Saved data entries
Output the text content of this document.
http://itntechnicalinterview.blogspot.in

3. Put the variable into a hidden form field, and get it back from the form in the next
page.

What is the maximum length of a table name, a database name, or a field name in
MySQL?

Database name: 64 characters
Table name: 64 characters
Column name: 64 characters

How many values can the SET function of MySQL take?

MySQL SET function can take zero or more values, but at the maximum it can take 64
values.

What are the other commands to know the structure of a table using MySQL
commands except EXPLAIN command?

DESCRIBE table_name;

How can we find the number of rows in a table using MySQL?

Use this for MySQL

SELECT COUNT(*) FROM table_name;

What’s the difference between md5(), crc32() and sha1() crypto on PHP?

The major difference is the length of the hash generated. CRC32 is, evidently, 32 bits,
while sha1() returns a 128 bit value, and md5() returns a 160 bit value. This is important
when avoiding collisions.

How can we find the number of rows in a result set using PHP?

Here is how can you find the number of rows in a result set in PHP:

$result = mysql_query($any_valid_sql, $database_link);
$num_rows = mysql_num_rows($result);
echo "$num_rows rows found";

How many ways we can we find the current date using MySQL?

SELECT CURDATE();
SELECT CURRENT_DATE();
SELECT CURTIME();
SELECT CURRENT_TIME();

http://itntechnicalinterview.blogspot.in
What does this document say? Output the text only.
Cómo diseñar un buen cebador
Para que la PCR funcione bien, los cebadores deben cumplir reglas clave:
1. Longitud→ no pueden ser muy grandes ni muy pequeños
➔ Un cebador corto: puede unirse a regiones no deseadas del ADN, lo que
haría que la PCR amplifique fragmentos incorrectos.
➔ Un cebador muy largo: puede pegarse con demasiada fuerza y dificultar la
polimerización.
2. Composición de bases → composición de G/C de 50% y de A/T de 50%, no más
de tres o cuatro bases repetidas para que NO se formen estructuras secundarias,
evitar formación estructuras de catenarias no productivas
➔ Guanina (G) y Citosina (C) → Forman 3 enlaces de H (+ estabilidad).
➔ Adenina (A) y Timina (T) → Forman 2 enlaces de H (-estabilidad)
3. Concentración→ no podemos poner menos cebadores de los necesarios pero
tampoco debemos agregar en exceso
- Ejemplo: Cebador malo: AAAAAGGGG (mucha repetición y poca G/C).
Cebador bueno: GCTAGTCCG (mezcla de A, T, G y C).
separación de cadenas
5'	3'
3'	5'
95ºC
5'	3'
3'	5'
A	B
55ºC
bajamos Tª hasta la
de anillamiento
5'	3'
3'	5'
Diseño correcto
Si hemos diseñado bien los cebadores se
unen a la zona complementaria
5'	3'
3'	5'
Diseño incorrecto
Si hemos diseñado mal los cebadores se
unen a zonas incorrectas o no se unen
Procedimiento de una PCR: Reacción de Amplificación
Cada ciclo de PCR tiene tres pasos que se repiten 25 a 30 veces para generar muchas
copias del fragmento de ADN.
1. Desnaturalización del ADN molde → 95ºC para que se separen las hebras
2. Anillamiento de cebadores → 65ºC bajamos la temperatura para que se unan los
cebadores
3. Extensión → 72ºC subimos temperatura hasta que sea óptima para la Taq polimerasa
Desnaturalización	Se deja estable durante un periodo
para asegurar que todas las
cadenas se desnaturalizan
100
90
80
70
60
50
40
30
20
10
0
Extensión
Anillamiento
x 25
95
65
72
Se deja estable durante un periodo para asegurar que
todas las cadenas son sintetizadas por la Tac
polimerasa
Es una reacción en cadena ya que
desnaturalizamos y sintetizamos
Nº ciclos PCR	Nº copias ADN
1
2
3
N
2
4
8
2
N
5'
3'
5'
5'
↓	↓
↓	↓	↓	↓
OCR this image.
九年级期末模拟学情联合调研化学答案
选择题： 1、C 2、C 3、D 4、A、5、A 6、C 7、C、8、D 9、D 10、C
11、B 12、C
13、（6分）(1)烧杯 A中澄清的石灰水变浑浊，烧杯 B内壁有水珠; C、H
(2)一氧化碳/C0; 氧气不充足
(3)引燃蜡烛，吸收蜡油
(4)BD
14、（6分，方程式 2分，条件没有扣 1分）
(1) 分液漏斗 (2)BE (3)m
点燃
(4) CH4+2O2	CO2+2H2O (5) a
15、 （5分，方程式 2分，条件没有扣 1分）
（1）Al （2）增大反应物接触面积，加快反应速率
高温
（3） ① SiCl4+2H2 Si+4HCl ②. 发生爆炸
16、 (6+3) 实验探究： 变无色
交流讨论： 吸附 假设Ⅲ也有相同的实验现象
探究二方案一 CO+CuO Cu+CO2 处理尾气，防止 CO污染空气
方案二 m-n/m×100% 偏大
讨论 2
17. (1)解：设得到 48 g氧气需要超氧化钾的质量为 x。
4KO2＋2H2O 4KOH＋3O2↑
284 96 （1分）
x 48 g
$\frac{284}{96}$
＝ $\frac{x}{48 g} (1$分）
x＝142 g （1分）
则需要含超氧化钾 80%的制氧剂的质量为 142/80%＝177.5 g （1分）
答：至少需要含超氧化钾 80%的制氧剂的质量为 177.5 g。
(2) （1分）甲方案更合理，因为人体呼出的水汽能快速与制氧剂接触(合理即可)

**Written instruction**
Repeat the material above exactly.

**Worked answer**
Output the text content of this document.
http://itntechnicalinterview.blogspot.in

3. Put the variable into a hidden form field, and get it back from the form in the next
page.

What is the maximum length of a table name, a database name, or a field name in
MySQL?

Database name: 64 characters
Table name: 64 characters
Column name: 64 characters

How many values can the SET function of MySQL take?

MySQL SET function can take zero or more values, but at the maximum it can take 64
values.

What are the other commands to know the structure of a table using MySQL
commands except EXPLAIN command?

DESCRIBE table_name;

How can we find the number of rows in a table using MySQL?

Use this for MySQL

SELECT COUNT(*) FROM table_name;

What’s the difference between md5(), crc32() and sha1() crypto on PHP?

The major difference is the length of the hash generated. CRC32 is, evidently, 32 bits,
while sha1() returns a 128 bit value, and md5() returns a 160 bit value. This is important
when avoiding collisions.

How can we find the number of rows in a result set using PHP?

Here is how can you find the number of rows in a result set in PHP:

$result = mysql_query($any_valid_sql, $database_link);
$num_rows = mysql_num_rows($result);
echo "$num_rows rows found";

How many ways we can we find the current date using MySQL?

SELECT CURDATE();
SELECT CURRENT_DATE();
SELECT CURTIME();
SELECT CURRENT_TIME();

http://itntechnicalinterview.blogspot.in
What does this document say? Output the text only.
Cómo diseñar un buen cebador
Para que la PCR funcione bien, los cebadores deben cumplir reglas clave:
1. Longitud→ no pueden ser muy grandes ni muy pequeños
➔ Un cebador corto: puede unirse a regiones no deseadas del ADN, lo que
haría que la PCR amplifique fragmentos incorrectos.
➔ Un cebador muy largo: puede pegarse con demasiada fuerza y dificultar la
polimerización.
2. Composición de bases → composición de G/C de 50% y de A/T de 50%, no más
de tres o cuatro bases repetidas para que NO se formen estructuras secundarias,
evitar formación estructuras de catenarias no productivas
➔ Guanina (G) y Citosina (C) → Forman 3 enlaces de H (+ estabilidad).
➔ Adenina (A) y Timina (T) → Forman 2 enlaces de H (-estabilidad)
3. Concentración→ no podemos poner menos cebadores de los necesarios pero
tampoco debemos agregar en exceso
- Ejemplo: Cebador malo: AAAAAGGGG (mucha repetición y poca G/C).
Cebador bueno: GCTAGTCCG (mezcla de A, T, G y C).
separación de cadenas
5'	3'
3'	5'
95ºC
5'	3'
3'	5'
A	B
55ºC
bajamos Tª hasta la
de anillamiento
5'	3'
3'	5'
Diseño correcto
Si hemos diseñado bien los cebadores se
unen a la zona complementaria
5'	3'
3'	5'
Diseño incorrecto
Si hemos diseñado mal los cebadores se
unen a zonas incorrectas o no se unen
Procedimiento de una PCR: Reacción de Amplificación
Cada ciclo de PCR tiene tres pasos que se repiten 25 a 30 veces para generar muchas
copias del fragmento de ADN.
1. Desnaturalización del ADN molde → 95ºC para que se separen las hebras
2. Anillamiento de cebadores → 65ºC bajamos la temperatura para que se unan los
cebadores
3. Extensión → 72ºC subimos temperatura hasta que sea óptima para la Taq polimerasa
Desnaturalización	Se deja estable durante un periodo
para asegurar que todas las
cadenas se desnaturalizan
100
90
80
70
60
50
40
30
20
10
0
Extensión
Anillamiento
x 25
95
65
72
Se deja estable durante un periodo para asegurar que
todas las cadenas son sintetizadas por la Tac
polimerasa
Es una reacción en cadena ya que
desnaturalizamos y sintetizamos
Nº ciclos PCR	Nº copias ADN
1
2
3
N
2
4
8
2
N
5'
3'
5'
5'
↓	↓
↓	↓	↓	↓
OCR this image.
九年级期末模拟学情联合调研化学答案
选择题： 1、C 2、C 3、D 4、A、5、A 6、C 7、C、8、D 9、D 10、C
11、B 12、C
13、（6分）(1)烧杯 A中澄清的石灰水变浑浊，烧杯 B内壁有水珠; C、H
(2)一氧化碳/C0; 氧气不充足
(3)引燃蜡烛，吸收蜡油
(4)BD
14、（6分，方程式 2分，条件没有扣 1分）
(1) 分液漏斗 (2)BE (3)m
点燃
(4) CH4+2O2	CO2+2H2O (5) a
15、 （5分，方程式 2分，条件没有扣 1分）
（1）Al （2）增大反应物接触面积，加快反应速率
高温
（3） ① SiCl4+2H2 Si+4HCl ②. 发生爆炸
16、 (6+3) 实验探究： 变无色
交流讨论： 吸附 假设Ⅲ也有相同的实验现象
探究二方案一 CO+CuO Cu+CO2 处理尾气，防止 CO污染空气
方案二 m-n/m×100% 偏大
讨论 2
17. (1)解：设得到 48 g氧气需要超氧化钾的质量为 x。
4KO2＋2H2O 4KOH＋3O2↑
284 96 （1分）
x 48 g
$\frac{284}{96}$
＝ $\frac{x}{48 g} (1$分）
x＝142 g （1分）
则需要含超氧化钾 80%的制氧剂的质量为 142/80%＝177.5 g （1分）
答：至少需要含超氧化钾 80%的制氧剂的质量为 177.5 g。
(2) （1分）甲方案更合理，因为人体呼出的水汽能快速与制氧剂接触(合理即可)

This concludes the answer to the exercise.